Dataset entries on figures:
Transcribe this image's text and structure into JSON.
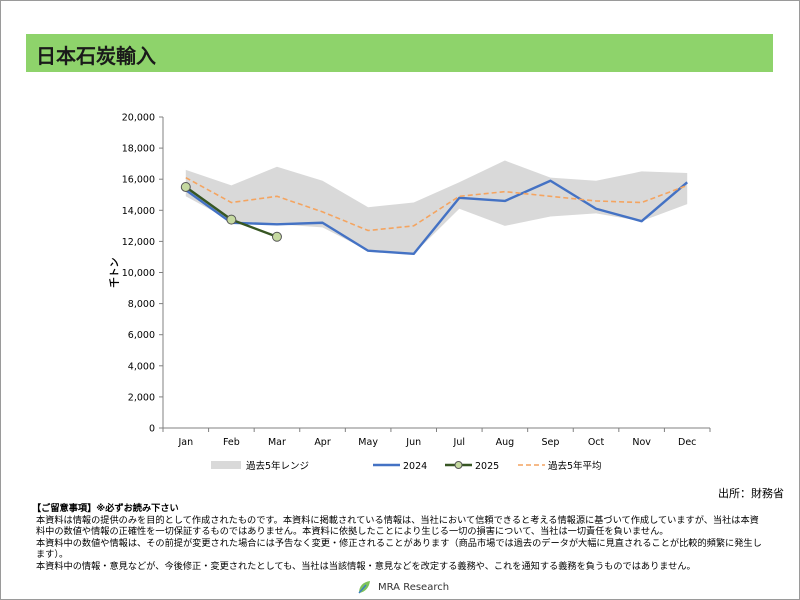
{
  "title": "日本石炭輸入",
  "source": "出所：財務省",
  "notes": {
    "heading": "【ご留意事項】※必ずお読み下さい",
    "lines": [
      "本資料は情報の提供のみを目的として作成されたものです。本資料に掲載されている情報は、当社において信頼できると考える情報源に基づいて作成していますが、当社は本資料中の数値や情報の正確性を一切保証するものではありません。本資料に依拠したことにより生じる一切の損害について、当社は一切責任を負いません。",
      "本資料中の数値や情報は、その前提が変更された場合には予告なく変更・修正されることがあります（商品市場では過去のデータが大幅に見直されることが比較的頻繁に発生します）。",
      "本資料中の情報・意見などが、今後修正・変更されたとしても、当社は当該情報・意見などを改定する義務や、これを通知する義務を負うものではありません。"
    ]
  },
  "logo_text": "MRA Research",
  "chart_data": {
    "type": "line",
    "ylabel": "千トン",
    "xlabel": "",
    "title": "",
    "ylim": [
      0,
      20000
    ],
    "yticks": [
      "0",
      "2,000",
      "4,000",
      "6,000",
      "8,000",
      "10,000",
      "12,000",
      "14,000",
      "16,000",
      "18,000",
      "20,000"
    ],
    "categories": [
      "Jan",
      "Feb",
      "Mar",
      "Apr",
      "May",
      "Jun",
      "Jul",
      "Aug",
      "Sep",
      "Oct",
      "Nov",
      "Dec"
    ],
    "range": {
      "name": "過去5年レンジ",
      "color": "#d9d9d9",
      "min": [
        14900,
        13300,
        13100,
        12900,
        11400,
        11200,
        14100,
        13000,
        13600,
        13800,
        13300,
        14400
      ],
      "max": [
        16600,
        15600,
        16800,
        15900,
        14200,
        14500,
        15800,
        17200,
        16100,
        15900,
        16500,
        16400
      ]
    },
    "series": [
      {
        "name": "2024",
        "color": "#4472c4",
        "values": [
          15300,
          13200,
          13100,
          13200,
          11400,
          11200,
          14800,
          14600,
          15900,
          14100,
          13300,
          15800
        ]
      },
      {
        "name": "2025",
        "color": "#375623",
        "marker_fill": "#c5d9a0",
        "values": [
          15500,
          13400,
          12300,
          null,
          null,
          null,
          null,
          null,
          null,
          null,
          null,
          null
        ]
      },
      {
        "name": "過去5年平均",
        "color": "#f4a460",
        "dashed": true,
        "values": [
          16100,
          14500,
          14900,
          13900,
          12700,
          13000,
          14900,
          15200,
          14900,
          14600,
          14500,
          15600
        ]
      }
    ],
    "legend_position": "bottom",
    "grid": false
  }
}
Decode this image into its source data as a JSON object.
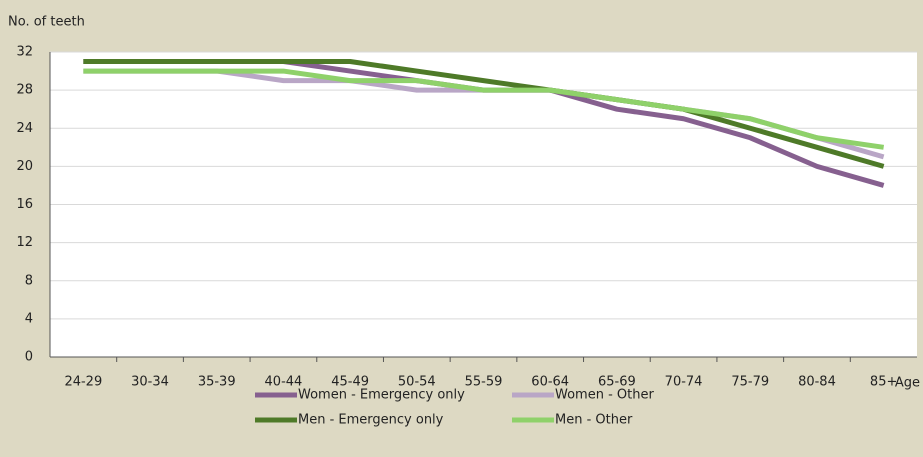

■ Instructions to follow ■
Using the records above, copy each line that contains "into".

■ Exercise answer ■
Transcribe this image's text and structure into JSON.
Decode this image into its source data as a JSON object.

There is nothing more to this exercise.